** Begin **
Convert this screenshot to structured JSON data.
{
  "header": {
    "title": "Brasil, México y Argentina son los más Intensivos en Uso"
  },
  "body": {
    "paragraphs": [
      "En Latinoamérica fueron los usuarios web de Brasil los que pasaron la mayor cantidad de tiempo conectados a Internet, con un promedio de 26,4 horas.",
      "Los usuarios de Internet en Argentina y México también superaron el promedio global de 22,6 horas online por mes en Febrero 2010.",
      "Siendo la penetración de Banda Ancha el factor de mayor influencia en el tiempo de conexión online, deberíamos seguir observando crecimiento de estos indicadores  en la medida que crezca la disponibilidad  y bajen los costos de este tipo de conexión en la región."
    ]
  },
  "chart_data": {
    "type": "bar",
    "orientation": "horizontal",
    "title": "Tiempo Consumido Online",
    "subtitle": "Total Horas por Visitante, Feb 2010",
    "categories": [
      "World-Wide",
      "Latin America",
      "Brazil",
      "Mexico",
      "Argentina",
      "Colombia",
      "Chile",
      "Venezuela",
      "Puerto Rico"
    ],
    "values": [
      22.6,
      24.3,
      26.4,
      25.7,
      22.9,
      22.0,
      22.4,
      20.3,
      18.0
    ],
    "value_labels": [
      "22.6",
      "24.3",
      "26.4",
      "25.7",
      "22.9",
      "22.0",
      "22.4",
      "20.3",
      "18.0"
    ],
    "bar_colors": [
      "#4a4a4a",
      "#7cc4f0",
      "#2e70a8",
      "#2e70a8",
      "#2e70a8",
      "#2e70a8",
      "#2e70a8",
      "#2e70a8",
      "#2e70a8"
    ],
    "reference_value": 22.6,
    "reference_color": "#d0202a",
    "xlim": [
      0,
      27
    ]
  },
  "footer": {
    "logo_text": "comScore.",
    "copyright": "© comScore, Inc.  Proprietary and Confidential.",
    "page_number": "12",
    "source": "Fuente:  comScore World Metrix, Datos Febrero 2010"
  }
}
** End **
Each line of the material should be echoed exactly.

* _Finished answer_:
Convert this screenshot to structured JSON data.
{
  "header": {
    "title": "Brasil, México y Argentina son los más Intensivos en Uso"
  },
  "body": {
    "paragraphs": [
      "En Latinoamérica fueron los usuarios web de Brasil los que pasaron la mayor cantidad de tiempo conectados a Internet, con un promedio de 26,4 horas.",
      "Los usuarios de Internet en Argentina y México también superaron el promedio global de 22,6 horas online por mes en Febrero 2010.",
      "Siendo la penetración de Banda Ancha el factor de mayor influencia en el tiempo de conexión online, deberíamos seguir observando crecimiento de estos indicadores  en la medida que crezca la disponibilidad  y bajen los costos de este tipo de conexión en la región."
    ]
  },
  "chart_data": {
    "type": "bar",
    "orientation": "horizontal",
    "title": "Tiempo Consumido Online",
    "subtitle": "Total Horas por Visitante, Feb 2010",
    "categories": [
      "World-Wide",
      "Latin America",
      "Brazil",
      "Mexico",
      "Argentina",
      "Colombia",
      "Chile",
      "Venezuela",
      "Puerto Rico"
    ],
    "values": [
      22.6,
      24.3,
      26.4,
      25.7,
      22.9,
      22.0,
      22.4,
      20.3,
      18.0
    ],
    "value_labels": [
      "22.6",
      "24.3",
      "26.4",
      "25.7",
      "22.9",
      "22.0",
      "22.4",
      "20.3",
      "18.0"
    ],
    "bar_colors": [
      "#4a4a4a",
      "#7cc4f0",
      "#2e70a8",
      "#2e70a8",
      "#2e70a8",
      "#2e70a8",
      "#2e70a8",
      "#2e70a8",
      "#2e70a8"
    ],
    "reference_value": 22.6,
    "reference_color": "#d0202a",
    "xlim": [
      0,
      27
    ]
  },
  "footer": {
    "logo_text": "comScore.",
    "copyright": "© comScore, Inc.  Proprietary and Confidential.",
    "page_number": "12",
    "source": "Fuente:  comScore World Metrix, Datos Febrero 2010"
  }
}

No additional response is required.